The task: Within the records below, find each line that holds the string "before", then copy it.

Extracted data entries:
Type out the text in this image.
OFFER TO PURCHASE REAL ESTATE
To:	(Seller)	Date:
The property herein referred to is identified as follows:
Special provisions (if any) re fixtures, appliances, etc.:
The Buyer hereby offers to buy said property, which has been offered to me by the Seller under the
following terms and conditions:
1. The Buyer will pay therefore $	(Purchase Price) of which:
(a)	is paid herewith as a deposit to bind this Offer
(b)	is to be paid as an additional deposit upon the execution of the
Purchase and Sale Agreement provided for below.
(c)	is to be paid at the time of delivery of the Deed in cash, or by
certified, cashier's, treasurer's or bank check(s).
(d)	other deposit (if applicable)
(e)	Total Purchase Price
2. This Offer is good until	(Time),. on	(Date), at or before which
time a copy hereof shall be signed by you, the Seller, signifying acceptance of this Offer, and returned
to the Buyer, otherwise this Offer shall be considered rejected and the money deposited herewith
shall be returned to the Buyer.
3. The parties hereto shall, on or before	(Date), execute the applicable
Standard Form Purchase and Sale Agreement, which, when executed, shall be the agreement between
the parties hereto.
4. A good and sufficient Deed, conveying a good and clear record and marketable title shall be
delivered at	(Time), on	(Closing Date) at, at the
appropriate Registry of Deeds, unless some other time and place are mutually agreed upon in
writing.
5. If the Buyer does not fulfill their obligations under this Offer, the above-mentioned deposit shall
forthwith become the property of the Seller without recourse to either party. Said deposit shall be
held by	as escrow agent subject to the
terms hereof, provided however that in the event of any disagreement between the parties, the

Full response:
2. This Offer is good until	(Time),. on	(Date), at or before which
3. The parties hereto shall, on or before	(Date), execute the applicable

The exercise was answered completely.